§ TO DO:
Write the records out again, keeping each line exactly as it is.

* BEGIN *

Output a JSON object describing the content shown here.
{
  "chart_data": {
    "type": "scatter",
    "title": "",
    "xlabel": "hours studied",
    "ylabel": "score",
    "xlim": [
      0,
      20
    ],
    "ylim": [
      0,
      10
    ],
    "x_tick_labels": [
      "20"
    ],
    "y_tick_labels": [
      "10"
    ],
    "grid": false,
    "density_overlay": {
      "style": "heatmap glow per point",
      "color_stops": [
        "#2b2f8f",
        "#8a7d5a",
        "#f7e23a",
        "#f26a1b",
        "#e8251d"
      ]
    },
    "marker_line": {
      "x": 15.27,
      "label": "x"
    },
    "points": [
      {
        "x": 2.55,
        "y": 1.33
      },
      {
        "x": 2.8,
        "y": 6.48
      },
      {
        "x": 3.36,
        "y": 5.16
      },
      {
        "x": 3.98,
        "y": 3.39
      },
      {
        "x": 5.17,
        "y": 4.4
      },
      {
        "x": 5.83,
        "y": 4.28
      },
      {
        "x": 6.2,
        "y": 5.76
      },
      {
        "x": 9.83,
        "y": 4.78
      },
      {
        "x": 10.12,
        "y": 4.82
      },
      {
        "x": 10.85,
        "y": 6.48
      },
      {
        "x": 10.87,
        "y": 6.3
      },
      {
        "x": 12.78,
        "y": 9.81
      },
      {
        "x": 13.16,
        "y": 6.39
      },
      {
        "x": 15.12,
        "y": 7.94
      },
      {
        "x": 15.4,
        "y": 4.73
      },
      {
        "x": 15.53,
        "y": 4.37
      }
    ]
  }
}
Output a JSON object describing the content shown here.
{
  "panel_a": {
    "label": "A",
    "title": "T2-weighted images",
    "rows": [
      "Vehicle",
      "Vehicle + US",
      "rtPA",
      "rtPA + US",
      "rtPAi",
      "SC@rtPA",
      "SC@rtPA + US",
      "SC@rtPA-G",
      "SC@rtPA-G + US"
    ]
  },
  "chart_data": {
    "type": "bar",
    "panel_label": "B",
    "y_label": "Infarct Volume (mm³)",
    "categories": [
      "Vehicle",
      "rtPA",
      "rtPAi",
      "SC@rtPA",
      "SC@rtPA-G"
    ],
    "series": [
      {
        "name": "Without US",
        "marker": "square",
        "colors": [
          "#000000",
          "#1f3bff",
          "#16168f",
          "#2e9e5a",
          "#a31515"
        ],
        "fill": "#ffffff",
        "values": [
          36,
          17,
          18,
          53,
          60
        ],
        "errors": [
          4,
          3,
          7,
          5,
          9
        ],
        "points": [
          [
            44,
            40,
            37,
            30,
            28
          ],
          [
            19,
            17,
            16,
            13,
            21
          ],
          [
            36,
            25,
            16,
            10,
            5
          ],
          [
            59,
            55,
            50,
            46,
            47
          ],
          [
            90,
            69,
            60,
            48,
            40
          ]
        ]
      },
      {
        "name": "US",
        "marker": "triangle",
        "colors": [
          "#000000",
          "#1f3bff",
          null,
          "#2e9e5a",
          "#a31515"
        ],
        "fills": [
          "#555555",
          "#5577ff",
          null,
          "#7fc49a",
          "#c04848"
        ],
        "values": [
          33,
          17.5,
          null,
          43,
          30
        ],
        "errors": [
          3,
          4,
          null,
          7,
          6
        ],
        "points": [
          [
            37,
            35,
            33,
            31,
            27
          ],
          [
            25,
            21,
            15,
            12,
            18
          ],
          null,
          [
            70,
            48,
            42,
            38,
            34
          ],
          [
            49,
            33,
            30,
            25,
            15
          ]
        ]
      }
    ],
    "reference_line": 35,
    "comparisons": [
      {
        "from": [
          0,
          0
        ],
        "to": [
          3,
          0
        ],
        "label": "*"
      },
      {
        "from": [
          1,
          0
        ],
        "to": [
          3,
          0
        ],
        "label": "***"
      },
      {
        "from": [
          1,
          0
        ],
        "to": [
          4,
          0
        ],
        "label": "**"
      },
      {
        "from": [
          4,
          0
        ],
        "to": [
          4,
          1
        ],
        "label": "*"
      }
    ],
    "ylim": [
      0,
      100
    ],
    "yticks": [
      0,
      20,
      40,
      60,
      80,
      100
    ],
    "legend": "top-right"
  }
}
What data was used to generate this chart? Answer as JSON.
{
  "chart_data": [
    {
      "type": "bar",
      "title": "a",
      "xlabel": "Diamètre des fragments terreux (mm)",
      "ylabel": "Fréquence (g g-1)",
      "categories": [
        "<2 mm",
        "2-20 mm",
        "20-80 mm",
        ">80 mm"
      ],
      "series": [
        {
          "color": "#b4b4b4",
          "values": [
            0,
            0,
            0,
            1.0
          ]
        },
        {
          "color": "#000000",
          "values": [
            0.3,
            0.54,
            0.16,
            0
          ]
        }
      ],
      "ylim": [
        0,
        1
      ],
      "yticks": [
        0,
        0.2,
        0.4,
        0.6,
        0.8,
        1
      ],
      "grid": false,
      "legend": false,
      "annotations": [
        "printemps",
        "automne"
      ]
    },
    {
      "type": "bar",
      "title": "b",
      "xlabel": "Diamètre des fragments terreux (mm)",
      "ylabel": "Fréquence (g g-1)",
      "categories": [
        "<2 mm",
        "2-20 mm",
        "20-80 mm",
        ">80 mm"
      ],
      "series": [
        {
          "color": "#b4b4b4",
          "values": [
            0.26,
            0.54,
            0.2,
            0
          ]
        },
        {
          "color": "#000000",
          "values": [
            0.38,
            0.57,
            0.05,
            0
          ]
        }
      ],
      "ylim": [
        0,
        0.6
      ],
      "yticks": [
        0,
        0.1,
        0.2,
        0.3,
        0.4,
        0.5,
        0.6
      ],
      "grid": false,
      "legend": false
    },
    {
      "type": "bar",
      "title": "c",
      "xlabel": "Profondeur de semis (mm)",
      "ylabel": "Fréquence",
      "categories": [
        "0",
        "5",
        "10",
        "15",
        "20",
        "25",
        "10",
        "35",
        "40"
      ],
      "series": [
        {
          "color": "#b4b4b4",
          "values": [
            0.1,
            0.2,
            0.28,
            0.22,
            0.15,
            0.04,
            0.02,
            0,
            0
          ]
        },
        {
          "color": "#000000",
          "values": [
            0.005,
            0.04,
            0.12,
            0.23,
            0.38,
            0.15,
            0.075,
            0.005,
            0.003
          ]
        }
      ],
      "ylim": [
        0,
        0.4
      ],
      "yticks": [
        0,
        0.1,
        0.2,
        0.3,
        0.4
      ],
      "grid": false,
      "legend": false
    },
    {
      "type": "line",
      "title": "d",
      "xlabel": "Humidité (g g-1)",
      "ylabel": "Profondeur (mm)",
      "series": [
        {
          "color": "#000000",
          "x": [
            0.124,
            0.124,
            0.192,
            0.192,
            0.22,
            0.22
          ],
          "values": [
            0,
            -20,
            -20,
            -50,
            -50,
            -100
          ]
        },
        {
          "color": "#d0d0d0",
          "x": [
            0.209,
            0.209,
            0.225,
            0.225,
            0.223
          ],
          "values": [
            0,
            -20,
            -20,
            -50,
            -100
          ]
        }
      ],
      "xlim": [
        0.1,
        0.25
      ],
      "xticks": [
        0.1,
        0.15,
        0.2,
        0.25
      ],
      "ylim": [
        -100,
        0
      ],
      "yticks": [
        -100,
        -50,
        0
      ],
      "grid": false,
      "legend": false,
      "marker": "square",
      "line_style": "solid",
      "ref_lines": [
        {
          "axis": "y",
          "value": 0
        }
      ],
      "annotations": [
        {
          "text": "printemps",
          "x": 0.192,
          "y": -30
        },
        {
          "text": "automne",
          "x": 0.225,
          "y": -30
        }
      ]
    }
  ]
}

* END *

§ RESULT:
Output a JSON object describing the content shown here.
{
  "chart_data": {
    "type": "scatter",
    "title": "",
    "xlabel": "hours studied",
    "ylabel": "score",
    "xlim": [
      0,
      20
    ],
    "ylim": [
      0,
      10
    ],
    "x_tick_labels": [
      "20"
    ],
    "y_tick_labels": [
      "10"
    ],
    "grid": false,
    "density_overlay": {
      "style": "heatmap glow per point",
      "color_stops": [
        "#2b2f8f",
        "#8a7d5a",
        "#f7e23a",
        "#f26a1b",
        "#e8251d"
      ]
    },
    "marker_line": {
      "x": 15.27,
      "label": "x"
    },
    "points": [
      {
        "x": 2.55,
        "y": 1.33
      },
      {
        "x": 2.8,
        "y": 6.48
      },
      {
        "x": 3.36,
        "y": 5.16
      },
      {
        "x": 3.98,
        "y": 3.39
      },
      {
        "x": 5.17,
        "y": 4.4
      },
      {
        "x": 5.83,
        "y": 4.28
      },
      {
        "x": 6.2,
        "y": 5.76
      },
      {
        "x": 9.83,
        "y": 4.78
      },
      {
        "x": 10.12,
        "y": 4.82
      },
      {
        "x": 10.85,
        "y": 6.48
      },
      {
        "x": 10.87,
        "y": 6.3
      },
      {
        "x": 12.78,
        "y": 9.81
      },
      {
        "x": 13.16,
        "y": 6.39
      },
      {
        "x": 15.12,
        "y": 7.94
      },
      {
        "x": 15.4,
        "y": 4.73
      },
      {
        "x": 15.53,
        "y": 4.37
      }
    ]
  }
}
Output a JSON object describing the content shown here.
{
  "panel_a": {
    "label": "A",
    "title": "T2-weighted images",
    "rows": [
      "Vehicle",
      "Vehicle + US",
      "rtPA",
      "rtPA + US",
      "rtPAi",
      "SC@rtPA",
      "SC@rtPA + US",
      "SC@rtPA-G",
      "SC@rtPA-G + US"
    ]
  },
  "chart_data": {
    "type": "bar",
    "panel_label": "B",
    "y_label": "Infarct Volume (mm³)",
    "categories": [
      "Vehicle",
      "rtPA",
      "rtPAi",
      "SC@rtPA",
      "SC@rtPA-G"
    ],
    "series": [
      {
        "name": "Without US",
        "marker": "square",
        "colors": [
          "#000000",
          "#1f3bff",
          "#16168f",
          "#2e9e5a",
          "#a31515"
        ],
        "fill": "#ffffff",
        "values": [
          36,
          17,
          18,
          53,
          60
        ],
        "errors": [
          4,
          3,
          7,
          5,
          9
        ],
        "points": [
          [
            44,
            40,
            37,
            30,
            28
          ],
          [
            19,
            17,
            16,
            13,
            21
          ],
          [
            36,
            25,
            16,
            10,
            5
          ],
          [
            59,
            55,
            50,
            46,
            47
          ],
          [
            90,
            69,
            60,
            48,
            40
          ]
        ]
      },
      {
        "name": "US",
        "marker": "triangle",
        "colors": [
          "#000000",
          "#1f3bff",
          null,
          "#2e9e5a",
          "#a31515"
        ],
        "fills": [
          "#555555",
          "#5577ff",
          null,
          "#7fc49a",
          "#c04848"
        ],
        "values": [
          33,
          17.5,
          null,
          43,
          30
        ],
        "errors": [
          3,
          4,
          null,
          7,
          6
        ],
        "points": [
          [
            37,
            35,
            33,
            31,
            27
          ],
          [
            25,
            21,
            15,
            12,
            18
          ],
          null,
          [
            70,
            48,
            42,
            38,
            34
          ],
          [
            49,
            33,
            30,
            25,
            15
          ]
        ]
      }
    ],
    "reference_line": 35,
    "comparisons": [
      {
        "from": [
          0,
          0
        ],
        "to": [
          3,
          0
        ],
        "label": "*"
      },
      {
        "from": [
          1,
          0
        ],
        "to": [
          3,
          0
        ],
        "label": "***"
      },
      {
        "from": [
          1,
          0
        ],
        "to": [
          4,
          0
        ],
        "label": "**"
      },
      {
        "from": [
          4,
          0
        ],
        "to": [
          4,
          1
        ],
        "label": "*"
      }
    ],
    "ylim": [
      0,
      100
    ],
    "yticks": [
      0,
      20,
      40,
      60,
      80,
      100
    ],
    "legend": "top-right"
  }
}
What data was used to generate this chart? Answer as JSON.
{
  "chart_data": [
    {
      "type": "bar",
      "title": "a",
      "xlabel": "Diamètre des fragments terreux (mm)",
      "ylabel": "Fréquence (g g-1)",
      "categories": [
        "<2 mm",
        "2-20 mm",
        "20-80 mm",
        ">80 mm"
      ],
      "series": [
        {
          "color": "#b4b4b4",
          "values": [
            0,
            0,
            0,
            1.0
          ]
        },
        {
          "color": "#000000",
          "values": [
            0.3,
            0.54,
            0.16,
            0
          ]
        }
      ],
      "ylim": [
        0,
        1
      ],
      "yticks": [
        0,
        0.2,
        0.4,
        0.6,
        0.8,
        1
      ],
      "grid": false,
      "legend": false,
      "annotations": [
        "printemps",
        "automne"
      ]
    },
    {
      "type": "bar",
      "title": "b",
      "xlabel": "Diamètre des fragments terreux (mm)",
      "ylabel": "Fréquence (g g-1)",
      "categories": [
        "<2 mm",
        "2-20 mm",
        "20-80 mm",
        ">80 mm"
      ],
      "series": [
        {
          "color": "#b4b4b4",
          "values": [
            0.26,
            0.54,
            0.2,
            0
          ]
        },
        {
          "color": "#000000",
          "values": [
            0.38,
            0.57,
            0.05,
            0
          ]
        }
      ],
      "ylim": [
        0,
        0.6
      ],
      "yticks": [
        0,
        0.1,
        0.2,
        0.3,
        0.4,
        0.5,
        0.6
      ],
      "grid": false,
      "legend": false
    },
    {
      "type": "bar",
      "title": "c",
      "xlabel": "Profondeur de semis (mm)",
      "ylabel": "Fréquence",
      "categories": [
        "0",
        "5",
        "10",
        "15",
        "20",
        "25",
        "10",
        "35",
        "40"
      ],
      "series": [
        {
          "color": "#b4b4b4",
          "values": [
            0.1,
            0.2,
            0.28,
            0.22,
            0.15,
            0.04,
            0.02,
            0,
            0
          ]
        },
        {
          "color": "#000000",
          "values": [
            0.005,
            0.04,
            0.12,
            0.23,
            0.38,
            0.15,
            0.075,
            0.005,
            0.003
          ]
        }
      ],
      "ylim": [
        0,
        0.4
      ],
      "yticks": [
        0,
        0.1,
        0.2,
        0.3,
        0.4
      ],
      "grid": false,
      "legend": false
    },
    {
      "type": "line",
      "title": "d",
      "xlabel": "Humidité (g g-1)",
      "ylabel": "Profondeur (mm)",
      "series": [
        {
          "color": "#000000",
          "x": [
            0.124,
            0.124,
            0.192,
            0.192,
            0.22,
            0.22
          ],
          "values": [
            0,
            -20,
            -20,
            -50,
            -50,
            -100
          ]
        },
        {
          "color": "#d0d0d0",
          "x": [
            0.209,
            0.209,
            0.225,
            0.225,
            0.223
          ],
          "values": [
            0,
            -20,
            -20,
            -50,
            -100
          ]
        }
      ],
      "xlim": [
        0.1,
        0.25
      ],
      "xticks": [
        0.1,
        0.15,
        0.2,
        0.25
      ],
      "ylim": [
        -100,
        0
      ],
      "yticks": [
        -100,
        -50,
        0
      ],
      "grid": false,
      "legend": false,
      "marker": "square",
      "line_style": "solid",
      "ref_lines": [
        {
          "axis": "y",
          "value": 0
        }
      ],
      "annotations": [
        {
          "text": "printemps",
          "x": 0.192,
          "y": -30
        },
        {
          "text": "automne",
          "x": 0.225,
          "y": -30
        }
      ]
    }
  ]
}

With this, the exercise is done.